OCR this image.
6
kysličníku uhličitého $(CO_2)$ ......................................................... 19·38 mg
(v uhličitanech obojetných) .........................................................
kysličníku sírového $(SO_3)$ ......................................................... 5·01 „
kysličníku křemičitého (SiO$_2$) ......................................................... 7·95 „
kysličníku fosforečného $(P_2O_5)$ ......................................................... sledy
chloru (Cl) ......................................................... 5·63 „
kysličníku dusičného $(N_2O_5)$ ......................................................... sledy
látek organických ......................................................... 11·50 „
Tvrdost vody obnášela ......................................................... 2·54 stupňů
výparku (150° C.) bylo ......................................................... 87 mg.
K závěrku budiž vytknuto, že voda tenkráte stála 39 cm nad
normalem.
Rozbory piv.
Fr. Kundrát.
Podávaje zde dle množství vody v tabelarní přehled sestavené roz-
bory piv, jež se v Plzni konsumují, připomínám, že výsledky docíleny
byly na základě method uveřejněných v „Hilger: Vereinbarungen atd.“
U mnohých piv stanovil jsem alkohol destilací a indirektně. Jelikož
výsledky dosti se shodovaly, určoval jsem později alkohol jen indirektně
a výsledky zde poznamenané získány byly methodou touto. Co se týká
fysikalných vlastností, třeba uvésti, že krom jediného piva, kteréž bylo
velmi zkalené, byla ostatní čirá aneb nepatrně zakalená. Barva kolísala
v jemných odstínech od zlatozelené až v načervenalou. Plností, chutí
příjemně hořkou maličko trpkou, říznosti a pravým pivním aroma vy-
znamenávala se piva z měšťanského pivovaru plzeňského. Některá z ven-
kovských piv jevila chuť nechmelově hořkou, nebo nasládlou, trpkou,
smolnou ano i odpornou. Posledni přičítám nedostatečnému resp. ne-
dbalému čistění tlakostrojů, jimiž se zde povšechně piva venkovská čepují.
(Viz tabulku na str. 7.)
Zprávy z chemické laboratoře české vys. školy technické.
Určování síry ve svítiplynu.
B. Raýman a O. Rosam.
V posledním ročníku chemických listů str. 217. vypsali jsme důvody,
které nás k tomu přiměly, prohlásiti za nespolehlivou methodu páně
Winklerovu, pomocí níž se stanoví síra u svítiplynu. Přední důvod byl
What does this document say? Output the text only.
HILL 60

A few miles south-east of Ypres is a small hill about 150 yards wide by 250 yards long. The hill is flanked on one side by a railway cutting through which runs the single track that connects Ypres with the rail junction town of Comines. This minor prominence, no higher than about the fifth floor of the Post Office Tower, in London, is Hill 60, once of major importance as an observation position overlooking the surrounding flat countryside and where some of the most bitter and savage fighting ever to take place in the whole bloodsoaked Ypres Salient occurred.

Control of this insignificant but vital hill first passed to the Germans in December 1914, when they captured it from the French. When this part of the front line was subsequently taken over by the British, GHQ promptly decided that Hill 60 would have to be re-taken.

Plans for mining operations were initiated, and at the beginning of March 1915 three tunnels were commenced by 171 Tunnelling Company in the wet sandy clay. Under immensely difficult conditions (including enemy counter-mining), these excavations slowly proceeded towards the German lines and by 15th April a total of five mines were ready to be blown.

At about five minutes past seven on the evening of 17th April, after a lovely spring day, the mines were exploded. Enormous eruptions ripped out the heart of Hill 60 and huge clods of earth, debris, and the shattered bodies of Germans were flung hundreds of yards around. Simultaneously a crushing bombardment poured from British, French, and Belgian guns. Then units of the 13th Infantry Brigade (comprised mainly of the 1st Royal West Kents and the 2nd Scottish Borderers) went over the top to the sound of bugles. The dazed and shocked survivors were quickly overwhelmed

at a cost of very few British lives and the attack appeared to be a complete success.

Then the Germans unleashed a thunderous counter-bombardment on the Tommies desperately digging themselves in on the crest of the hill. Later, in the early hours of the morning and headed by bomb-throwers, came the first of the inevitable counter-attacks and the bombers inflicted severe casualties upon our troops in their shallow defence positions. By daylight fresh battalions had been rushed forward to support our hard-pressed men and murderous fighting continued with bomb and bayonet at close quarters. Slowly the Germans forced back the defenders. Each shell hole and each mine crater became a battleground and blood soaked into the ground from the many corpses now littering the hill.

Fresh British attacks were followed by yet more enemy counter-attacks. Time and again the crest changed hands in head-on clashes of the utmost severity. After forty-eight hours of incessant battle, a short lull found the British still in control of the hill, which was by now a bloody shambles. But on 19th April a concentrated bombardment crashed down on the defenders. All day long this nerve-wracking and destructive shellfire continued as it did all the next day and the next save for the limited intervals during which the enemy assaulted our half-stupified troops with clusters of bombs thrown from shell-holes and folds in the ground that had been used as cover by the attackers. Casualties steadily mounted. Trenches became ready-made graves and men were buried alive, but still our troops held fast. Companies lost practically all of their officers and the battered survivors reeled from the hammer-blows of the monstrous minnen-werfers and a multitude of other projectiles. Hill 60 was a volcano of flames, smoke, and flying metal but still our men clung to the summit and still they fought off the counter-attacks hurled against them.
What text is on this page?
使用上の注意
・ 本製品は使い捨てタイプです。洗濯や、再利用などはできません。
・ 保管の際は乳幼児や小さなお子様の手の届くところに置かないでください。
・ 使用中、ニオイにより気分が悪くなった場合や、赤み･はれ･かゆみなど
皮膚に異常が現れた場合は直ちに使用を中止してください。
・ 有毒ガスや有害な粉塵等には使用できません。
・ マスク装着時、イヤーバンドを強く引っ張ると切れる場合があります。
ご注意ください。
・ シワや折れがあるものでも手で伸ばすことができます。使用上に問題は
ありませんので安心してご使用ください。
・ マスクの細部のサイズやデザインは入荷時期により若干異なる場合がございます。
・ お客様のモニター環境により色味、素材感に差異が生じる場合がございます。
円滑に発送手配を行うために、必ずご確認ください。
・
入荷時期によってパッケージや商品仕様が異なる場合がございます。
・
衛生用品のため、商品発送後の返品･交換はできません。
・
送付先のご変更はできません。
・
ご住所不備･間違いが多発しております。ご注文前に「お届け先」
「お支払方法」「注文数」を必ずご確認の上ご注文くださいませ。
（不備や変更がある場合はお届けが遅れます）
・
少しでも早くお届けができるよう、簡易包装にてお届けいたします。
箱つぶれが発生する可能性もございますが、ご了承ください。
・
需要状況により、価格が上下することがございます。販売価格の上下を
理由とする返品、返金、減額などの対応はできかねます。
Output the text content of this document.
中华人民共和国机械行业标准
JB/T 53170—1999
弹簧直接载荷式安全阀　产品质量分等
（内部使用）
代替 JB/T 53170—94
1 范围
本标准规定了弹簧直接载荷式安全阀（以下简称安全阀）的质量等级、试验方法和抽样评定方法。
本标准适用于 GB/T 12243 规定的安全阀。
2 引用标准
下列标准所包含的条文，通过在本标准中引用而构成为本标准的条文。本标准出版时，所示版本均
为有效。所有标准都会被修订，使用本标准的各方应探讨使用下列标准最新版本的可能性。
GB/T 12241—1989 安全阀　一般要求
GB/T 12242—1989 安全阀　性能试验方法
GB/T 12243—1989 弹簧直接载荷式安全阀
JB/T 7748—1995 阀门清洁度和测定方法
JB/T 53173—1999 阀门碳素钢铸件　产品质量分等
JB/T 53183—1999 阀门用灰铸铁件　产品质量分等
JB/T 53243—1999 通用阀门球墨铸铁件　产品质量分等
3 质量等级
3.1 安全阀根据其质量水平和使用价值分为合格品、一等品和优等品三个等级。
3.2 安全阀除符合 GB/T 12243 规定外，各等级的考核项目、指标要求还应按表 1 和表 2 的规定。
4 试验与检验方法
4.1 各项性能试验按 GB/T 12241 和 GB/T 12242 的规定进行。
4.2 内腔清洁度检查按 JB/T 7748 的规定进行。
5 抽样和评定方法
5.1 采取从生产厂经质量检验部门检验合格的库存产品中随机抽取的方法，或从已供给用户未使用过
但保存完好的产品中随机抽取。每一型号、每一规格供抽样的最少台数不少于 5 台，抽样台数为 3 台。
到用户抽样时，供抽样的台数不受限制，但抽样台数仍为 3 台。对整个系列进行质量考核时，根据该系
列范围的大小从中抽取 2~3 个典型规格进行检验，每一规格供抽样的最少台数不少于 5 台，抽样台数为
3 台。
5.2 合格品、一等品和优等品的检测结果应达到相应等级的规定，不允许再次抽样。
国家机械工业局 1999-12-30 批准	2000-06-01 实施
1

What you will do -> What is the number of lines above that hold the string "text"? Answer with that number alone.

Response to the exercise -> 3